TEXTABSCHNITT:
***
Instant-Reis, Stundenhotels und Saugroboter – die ersten Jahrzehnte von Nintendo wirken heute auch etwas skurril. Wie das japanische Unternehmen dennoch zu einem Videospielgiganten geworden ist, erläutert Computerspiel-Experte Christian Schiffer.

1889 gelang dem deutschen Geografen Hans Meyer als erstem Menschen überhaupt die Besteigung des Kilimandscharo, in Paris – rechtzeitig zur Weltausstellung – wurde die letzte Niete des Eiffelturms gesetzt und in Kyoto gründete Fusajiro Yamauchi die Firma Nintendo.

Am heutigen Montag feiert das Elternhaus von Super Mario, Zelda und Donkey Kong seinen 130. Geburtstag. So stand Nintendo damals für Himmel, Tempel und Verantwortlichkeit, sagt Computerspiel-Experte Christian Schiffer. Übersetzt bedeute der Unternehmensname Nin-ten-do "Lege das Glück in die Hände des Himmels".
***
AUSZÜGE AUS MATERIAL:

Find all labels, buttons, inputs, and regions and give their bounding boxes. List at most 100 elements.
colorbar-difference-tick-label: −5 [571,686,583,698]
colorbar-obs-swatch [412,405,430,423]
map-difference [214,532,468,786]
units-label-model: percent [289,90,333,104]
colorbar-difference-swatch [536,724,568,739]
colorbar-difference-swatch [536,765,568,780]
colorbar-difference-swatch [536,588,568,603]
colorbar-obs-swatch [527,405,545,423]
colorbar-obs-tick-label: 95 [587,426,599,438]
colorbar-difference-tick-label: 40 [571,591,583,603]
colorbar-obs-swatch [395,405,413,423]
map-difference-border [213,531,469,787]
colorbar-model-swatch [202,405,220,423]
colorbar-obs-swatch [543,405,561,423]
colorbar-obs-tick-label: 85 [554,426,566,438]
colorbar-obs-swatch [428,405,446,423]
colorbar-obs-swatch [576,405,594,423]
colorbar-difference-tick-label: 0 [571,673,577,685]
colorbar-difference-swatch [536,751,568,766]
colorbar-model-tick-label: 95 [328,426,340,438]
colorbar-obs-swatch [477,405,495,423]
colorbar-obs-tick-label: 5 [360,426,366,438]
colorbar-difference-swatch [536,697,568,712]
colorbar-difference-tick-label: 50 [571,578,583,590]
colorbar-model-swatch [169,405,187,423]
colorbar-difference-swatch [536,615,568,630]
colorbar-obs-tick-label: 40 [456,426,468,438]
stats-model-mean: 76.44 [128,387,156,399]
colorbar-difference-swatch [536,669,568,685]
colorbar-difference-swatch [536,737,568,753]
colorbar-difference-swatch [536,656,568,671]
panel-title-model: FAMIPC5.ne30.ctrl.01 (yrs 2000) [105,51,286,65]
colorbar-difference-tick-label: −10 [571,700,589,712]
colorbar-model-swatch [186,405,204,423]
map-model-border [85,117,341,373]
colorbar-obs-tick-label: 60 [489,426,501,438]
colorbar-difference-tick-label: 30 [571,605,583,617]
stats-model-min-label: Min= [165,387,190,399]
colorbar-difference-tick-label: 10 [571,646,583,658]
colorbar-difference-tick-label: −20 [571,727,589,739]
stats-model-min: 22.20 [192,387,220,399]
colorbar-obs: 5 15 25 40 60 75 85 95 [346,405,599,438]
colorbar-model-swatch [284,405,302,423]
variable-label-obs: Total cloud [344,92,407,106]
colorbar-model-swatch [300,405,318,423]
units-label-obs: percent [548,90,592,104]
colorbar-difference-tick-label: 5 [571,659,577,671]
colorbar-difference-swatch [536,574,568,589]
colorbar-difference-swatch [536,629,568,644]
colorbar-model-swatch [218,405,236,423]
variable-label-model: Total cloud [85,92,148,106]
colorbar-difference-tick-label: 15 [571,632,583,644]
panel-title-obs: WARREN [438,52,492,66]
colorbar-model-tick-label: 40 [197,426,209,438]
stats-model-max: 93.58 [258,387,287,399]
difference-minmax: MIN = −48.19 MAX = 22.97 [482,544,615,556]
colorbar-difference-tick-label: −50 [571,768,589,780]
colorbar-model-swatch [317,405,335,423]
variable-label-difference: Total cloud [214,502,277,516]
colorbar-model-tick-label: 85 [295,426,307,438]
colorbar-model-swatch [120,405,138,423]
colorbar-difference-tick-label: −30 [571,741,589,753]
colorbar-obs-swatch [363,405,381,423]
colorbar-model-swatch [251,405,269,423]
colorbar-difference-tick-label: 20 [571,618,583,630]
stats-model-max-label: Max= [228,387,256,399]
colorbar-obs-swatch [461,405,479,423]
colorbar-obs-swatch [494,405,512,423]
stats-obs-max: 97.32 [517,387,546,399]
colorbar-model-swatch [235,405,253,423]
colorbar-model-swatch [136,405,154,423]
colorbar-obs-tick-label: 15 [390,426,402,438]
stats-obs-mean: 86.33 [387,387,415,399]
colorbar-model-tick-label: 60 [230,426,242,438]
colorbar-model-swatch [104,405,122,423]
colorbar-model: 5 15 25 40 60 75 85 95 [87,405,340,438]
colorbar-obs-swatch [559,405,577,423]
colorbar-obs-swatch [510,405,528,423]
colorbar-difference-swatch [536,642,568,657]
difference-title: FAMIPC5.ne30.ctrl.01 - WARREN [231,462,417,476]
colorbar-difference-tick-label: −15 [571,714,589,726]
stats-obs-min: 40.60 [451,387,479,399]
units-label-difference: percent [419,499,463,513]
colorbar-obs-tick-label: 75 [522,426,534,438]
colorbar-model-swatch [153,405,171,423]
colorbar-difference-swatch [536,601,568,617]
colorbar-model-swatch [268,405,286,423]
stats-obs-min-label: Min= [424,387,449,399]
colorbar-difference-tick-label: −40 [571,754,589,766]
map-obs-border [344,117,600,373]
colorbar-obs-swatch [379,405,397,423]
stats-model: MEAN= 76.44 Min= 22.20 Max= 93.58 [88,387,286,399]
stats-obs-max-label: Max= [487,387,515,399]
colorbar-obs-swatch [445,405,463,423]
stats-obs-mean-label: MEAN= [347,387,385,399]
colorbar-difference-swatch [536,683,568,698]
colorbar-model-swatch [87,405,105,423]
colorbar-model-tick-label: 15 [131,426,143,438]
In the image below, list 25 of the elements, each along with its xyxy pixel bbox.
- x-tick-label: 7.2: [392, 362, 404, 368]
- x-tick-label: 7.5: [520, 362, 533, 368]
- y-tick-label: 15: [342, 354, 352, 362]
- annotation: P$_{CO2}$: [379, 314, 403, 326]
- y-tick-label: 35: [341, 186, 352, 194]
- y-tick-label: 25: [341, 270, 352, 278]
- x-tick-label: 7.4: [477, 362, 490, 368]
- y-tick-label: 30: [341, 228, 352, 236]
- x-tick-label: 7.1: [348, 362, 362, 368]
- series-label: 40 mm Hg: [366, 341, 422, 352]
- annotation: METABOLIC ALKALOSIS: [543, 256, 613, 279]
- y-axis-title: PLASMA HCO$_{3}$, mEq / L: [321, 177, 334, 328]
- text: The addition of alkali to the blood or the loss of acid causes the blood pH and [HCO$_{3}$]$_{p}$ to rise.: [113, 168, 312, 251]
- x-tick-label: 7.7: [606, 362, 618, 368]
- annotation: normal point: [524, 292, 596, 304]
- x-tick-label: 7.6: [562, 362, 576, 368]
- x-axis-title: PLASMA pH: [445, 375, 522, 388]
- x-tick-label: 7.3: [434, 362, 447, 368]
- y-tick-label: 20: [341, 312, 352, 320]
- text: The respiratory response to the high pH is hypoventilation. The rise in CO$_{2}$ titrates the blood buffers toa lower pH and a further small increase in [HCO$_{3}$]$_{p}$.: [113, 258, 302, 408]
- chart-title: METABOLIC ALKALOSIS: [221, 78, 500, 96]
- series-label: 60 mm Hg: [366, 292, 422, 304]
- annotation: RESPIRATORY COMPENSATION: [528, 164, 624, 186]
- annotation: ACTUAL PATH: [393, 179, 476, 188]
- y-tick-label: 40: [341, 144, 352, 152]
***
DIE AUFGABE:
Schreib aus dem Text über Nintendo den Teil von „Instant-Reis, Stundenhotels und“ bis „erläutert Computerspiel-Experte Christian Schiffer.“ wortgetreu ab. Halte dich dabei nur an den Text über Nintendo.

DEINE ANTWORT:
Instant-Reis, Stundenhotels und Saugroboter – die ersten Jahrzehnte von Nintendo wirken heute auch etwas skurril. Wie das japanische Unternehmen dennoch zu einem Videospielgiganten geworden ist, erläutert Computerspiel-Experte Christian Schiffer.